[Task] Word for word, set down the records and skip each picture.

[Available records]
------------------------------------------------

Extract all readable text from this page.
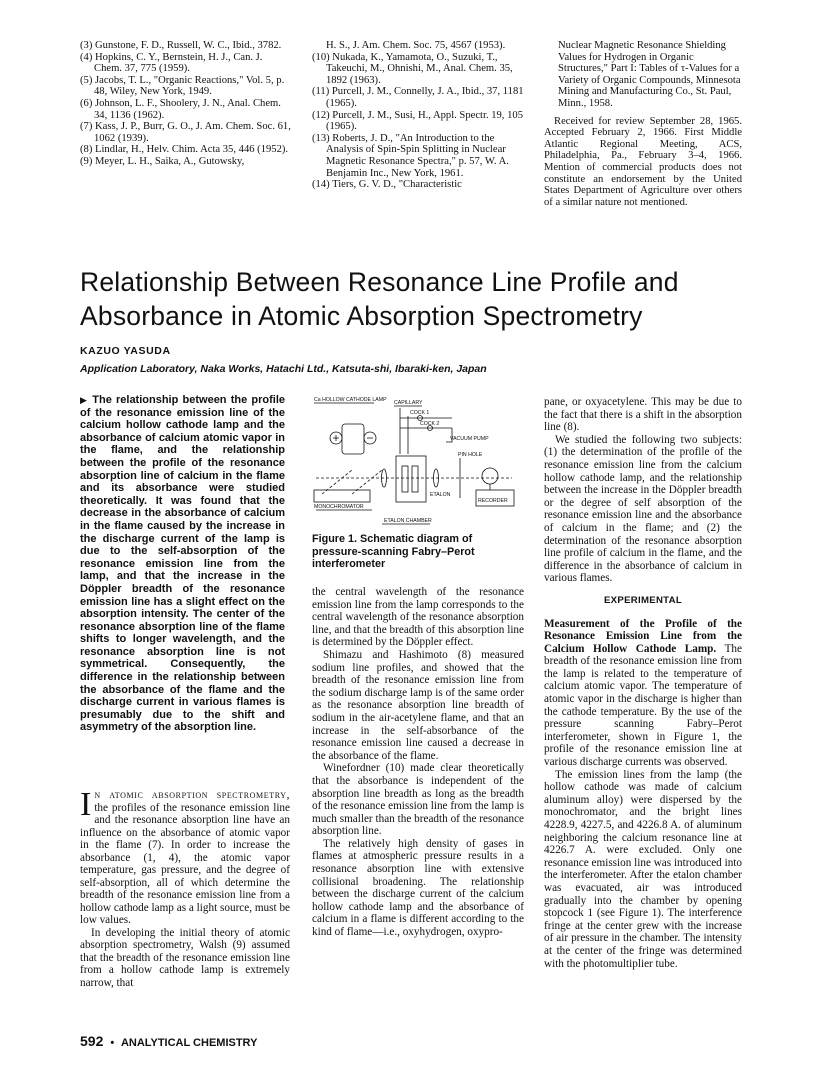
(3) Gunstone, F. D., Russell, W. C., Ibid., 3782.

(4) Hopkins, C. Y., Bernstein, H. J., Can. J. Chem. 37, 775 (1959).

(5) Jacobs, T. L., "Organic Reactions," Vol. 5, p. 48, Wiley, New York, 1949.

(6) Johnson, L. F., Shoolery, J. N., Anal. Chem. 34, 1136 (1962).

(7) Kass, J. P., Burr, G. O., J. Am. Chem. Soc. 61, 1062 (1939).

(8) Lindlar, H., Helv. Chim. Acta 35, 446 (1952).

(9) Meyer, L. H., Saika, A., Gutowsky,

H. S., J. Am. Chem. Soc. 75, 4567 (1953).

(10) Nukada, K., Yamamota, O., Suzuki, T., Takeuchi, M., Ohnishi, M., Anal. Chem. 35, 1892 (1963).

(11) Purcell, J. M., Connelly, J. A., Ibid., 37, 1181 (1965).

(12) Purcell, J. M., Susi, H., Appl. Spectr. 19, 105 (1965).

(13) Roberts, J. D., "An Introduction to the Analysis of Spin-Spin Splitting in Nuclear Magnetic Resonance Spectra," p. 57, W. A. Benjamin Inc., New York, 1961.

(14) Tiers, G. V. D., "Characteristic

Nuclear Magnetic Resonance Shielding Values for Hydrogen in Organic Structures," Part I: Tables of τ-Values for a Variety of Organic Compounds, Minnesota Mining and Manufacturing Co., St. Paul, Minn., 1958.

Received for review September 28, 1965. Accepted February 2, 1966. First Middle Atlantic Regional Meeting, ACS, Philadelphia, Pa., February 3–4, 1966. Mention of commercial products does not constitute an endorsement by the United States Department of Agriculture over others of a similar nature not mentioned.

Relationship Between Resonance Line Profile and
Absorbance in Atomic Absorption Spectrometry
KAZUO YASUDA
Application Laboratory, Naka Works, Hatachi Ltd., Katsuta-shi, Ibaraki-ken, Japan
▶ The relationship between the profile of the resonance emission line of the calcium hollow cathode lamp and the absorbance of calcium atomic vapor in the flame, and the relationship between the profile of the resonance absorption line of calcium in the flame and its absorbance were studied theoretically. It was found that the decrease in the absorbance of calcium in the flame caused by the increase in the discharge current of the lamp is due to the self-absorption of the resonance emission line from the lamp, and that the increase in the Döppler breadth of the resonance emission line has a slight effect on the absorption intensity. The center of the resonance absorption line of the flame shifts to longer wavelength, and the resonance absorption line is not symmetrical. Consequently, the difference in the relationship between the absorbance of the flame and the discharge current in various flames is presumably due to the shift and asymmetry of the absorption line.

In atomic absorption spectrometry, the profiles of the resonance emission line and the resonance absorption line have an influence on the absorbance of atomic vapor in the flame (7). In order to increase the absorbance (1, 4), the atomic vapor temperature, gas pressure, and the degree of self-absorption, all of which determine the breadth of the resonance emission line from a hollow cathode lamp as a light source, must be low values.

In developing the initial theory of atomic absorption spectrometry, Walsh (9) assumed that the breadth of the resonance emission line from a hollow cathode lamp is extremely narrow, that

Ca HOLLOW CATHODE LAMP CAPILLARY
COCK 1
COCK 2
VACUUM PUMP
PIN HOLE
ETALON
RECORDER
MONOCHROMATOR
ETALON CHAMBER
Figure 1. Schematic diagram of pressure-scanning Fabry–Perot interferometer

the central wavelength of the resonance emission line from the lamp corresponds to the central wavelength of the resonance absorption line, and that the breadth of this absorption line is determined by the Döppler effect.

Shimazu and Hashimoto (8) measured sodium line profiles, and showed that the breadth of the resonance emission line from the sodium discharge lamp is of the same order as the resonance absorption line breadth of sodium in the air-acetylene flame, and that an increase in the self-absorbance of the resonance emission line caused a decrease in the absorbance of the flame.

Winefordner (10) made clear theoretically that the absorbance is independent of the absorption line breadth as long as the breadth of the resonance emission line from the lamp is much smaller than the breadth of the resonance absorption line.

The relatively high density of gases in flames at atmospheric pressure results in a resonance absorption line with extensive collisional broadening. The relationship between the discharge current of the calcium hollow cathode lamp and the absorbance of calcium in a flame is different according to the kind of flame—i.e., oxyhydrogen, oxypro-

pane, or oxyacetylene. This may be due to the fact that there is a shift in the absorption line (8).

We studied the following two subjects: (1) the determination of the profile of the resonance emission line from the calcium hollow cathode lamp, and the relationship between the increase in the Döppler breadth or the degree of self absorption of the resonance emission line and the absorbance of calcium in the flame; and (2) the determination of the resonance absorption line profile of calcium in the flame, and the difference in the absorbance of calcium in various flames.

EXPERIMENTAL

Measurement of the Profile of the Resonance Emission Line from the Calcium Hollow Cathode Lamp. The breadth of the resonance emission line from the lamp is related to the temperature of calcium atomic vapor. The temperature of atomic vapor in the discharge is higher than the cathode temperature. By the use of the pressure scanning Fabry–Perot interferometer, shown in Figure 1, the profile of the resonance emission line at various discharge currents was observed.

The emission lines from the lamp (the hollow cathode was made of calcium aluminum alloy) were dispersed by the monochromator, and the bright lines 4228.9, 4227.5, and 4226.8 A. of aluminum neighboring the calcium resonance line at 4226.7 A. were excluded. Only one resonance emission line was introduced into the interferometer. After the etalon chamber was evacuated, air was introduced gradually into the chamber by opening stopcock 1 (see Figure 1). The interference fringe at the center grew with the increase of air pressure in the chamber. The intensity at the center of the fringe was determined with the photomultiplier tube.

592 • ANALYTICAL CHEMISTRY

------------------------------------------------

[Answer to this exercise]
Extract all readable text from this page.
(3) Gunstone, F. D., Russell, W. C., Ibid., 3782.

(4) Hopkins, C. Y., Bernstein, H. J., Can. J. Chem. 37, 775 (1959).

(5) Jacobs, T. L., "Organic Reactions," Vol. 5, p. 48, Wiley, New York, 1949.

(6) Johnson, L. F., Shoolery, J. N., Anal. Chem. 34, 1136 (1962).

(7) Kass, J. P., Burr, G. O., J. Am. Chem. Soc. 61, 1062 (1939).

(8) Lindlar, H., Helv. Chim. Acta 35, 446 (1952).

(9) Meyer, L. H., Saika, A., Gutowsky,

H. S., J. Am. Chem. Soc. 75, 4567 (1953).

(10) Nukada, K., Yamamota, O., Suzuki, T., Takeuchi, M., Ohnishi, M., Anal. Chem. 35, 1892 (1963).

(11) Purcell, J. M., Connelly, J. A., Ibid., 37, 1181 (1965).

(12) Purcell, J. M., Susi, H., Appl. Spectr. 19, 105 (1965).

(13) Roberts, J. D., "An Introduction to the Analysis of Spin-Spin Splitting in Nuclear Magnetic Resonance Spectra," p. 57, W. A. Benjamin Inc., New York, 1961.

(14) Tiers, G. V. D., "Characteristic

Nuclear Magnetic Resonance Shielding Values for Hydrogen in Organic Structures," Part I: Tables of τ-Values for a Variety of Organic Compounds, Minnesota Mining and Manufacturing Co., St. Paul, Minn., 1958.

Received for review September 28, 1965. Accepted February 2, 1966. First Middle Atlantic Regional Meeting, ACS, Philadelphia, Pa., February 3–4, 1966. Mention of commercial products does not constitute an endorsement by the United States Department of Agriculture over others of a similar nature not mentioned.

Relationship Between Resonance Line Profile and
Absorbance in Atomic Absorption Spectrometry
KAZUO YASUDA
Application Laboratory, Naka Works, Hatachi Ltd., Katsuta-shi, Ibaraki-ken, Japan
▶ The relationship between the profile of the resonance emission line of the calcium hollow cathode lamp and the absorbance of calcium atomic vapor in the flame, and the relationship between the profile of the resonance absorption line of calcium in the flame and its absorbance were studied theoretically. It was found that the decrease in the absorbance of calcium in the flame caused by the increase in the discharge current of the lamp is due to the self-absorption of the resonance emission line from the lamp, and that the increase in the Döppler breadth of the resonance emission line has a slight effect on the absorption intensity. The center of the resonance absorption line of the flame shifts to longer wavelength, and the resonance absorption line is not symmetrical. Consequently, the difference in the relationship between the absorbance of the flame and the discharge current in various flames is presumably due to the shift and asymmetry of the absorption line.

In atomic absorption spectrometry, the profiles of the resonance emission line and the resonance absorption line have an influence on the absorbance of atomic vapor in the flame (7). In order to increase the absorbance (1, 4), the atomic vapor temperature, gas pressure, and the degree of self-absorption, all of which determine the breadth of the resonance emission line from a hollow cathode lamp as a light source, must be low values.

In developing the initial theory of atomic absorption spectrometry, Walsh (9) assumed that the breadth of the resonance emission line from a hollow cathode lamp is extremely narrow, that

Ca HOLLOW CATHODE LAMP CAPILLARY
COCK 1
COCK 2
VACUUM PUMP
PIN HOLE
ETALON
RECORDER
MONOCHROMATOR
ETALON CHAMBER
Figure 1. Schematic diagram of pressure-scanning Fabry–Perot interferometer

the central wavelength of the resonance emission line from the lamp corresponds to the central wavelength of the resonance absorption line, and that the breadth of this absorption line is determined by the Döppler effect.

Shimazu and Hashimoto (8) measured sodium line profiles, and showed that the breadth of the resonance emission line from the sodium discharge lamp is of the same order as the resonance absorption line breadth of sodium in the air-acetylene flame, and that an increase in the self-absorbance of the resonance emission line caused a decrease in the absorbance of the flame.

Winefordner (10) made clear theoretically that the absorbance is independent of the absorption line breadth as long as the breadth of the resonance emission line from the lamp is much smaller than the breadth of the resonance absorption line.

The relatively high density of gases in flames at atmospheric pressure results in a resonance absorption line with extensive collisional broadening. The relationship between the discharge current of the calcium hollow cathode lamp and the absorbance of calcium in a flame is different according to the kind of flame—i.e., oxyhydrogen, oxypro-

pane, or oxyacetylene. This may be due to the fact that there is a shift in the absorption line (8).

We studied the following two subjects: (1) the determination of the profile of the resonance emission line from the calcium hollow cathode lamp, and the relationship between the increase in the Döppler breadth or the degree of self absorption of the resonance emission line and the absorbance of calcium in the flame; and (2) the determination of the resonance absorption line profile of calcium in the flame, and the difference in the absorbance of calcium in various flames.

EXPERIMENTAL

Measurement of the Profile of the Resonance Emission Line from the Calcium Hollow Cathode Lamp. The breadth of the resonance emission line from the lamp is related to the temperature of calcium atomic vapor. The temperature of atomic vapor in the discharge is higher than the cathode temperature. By the use of the pressure scanning Fabry–Perot interferometer, shown in Figure 1, the profile of the resonance emission line at various discharge currents was observed.

The emission lines from the lamp (the hollow cathode was made of calcium aluminum alloy) were dispersed by the monochromator, and the bright lines 4228.9, 4227.5, and 4226.8 A. of aluminum neighboring the calcium resonance line at 4226.7 A. were excluded. Only one resonance emission line was introduced into the interferometer. After the etalon chamber was evacuated, air was introduced gradually into the chamber by opening stopcock 1 (see Figure 1). The interference fringe at the center grew with the increase of air pressure in the chamber. The intensity at the center of the fringe was determined with the photomultiplier tube.

592 • ANALYTICAL CHEMISTRY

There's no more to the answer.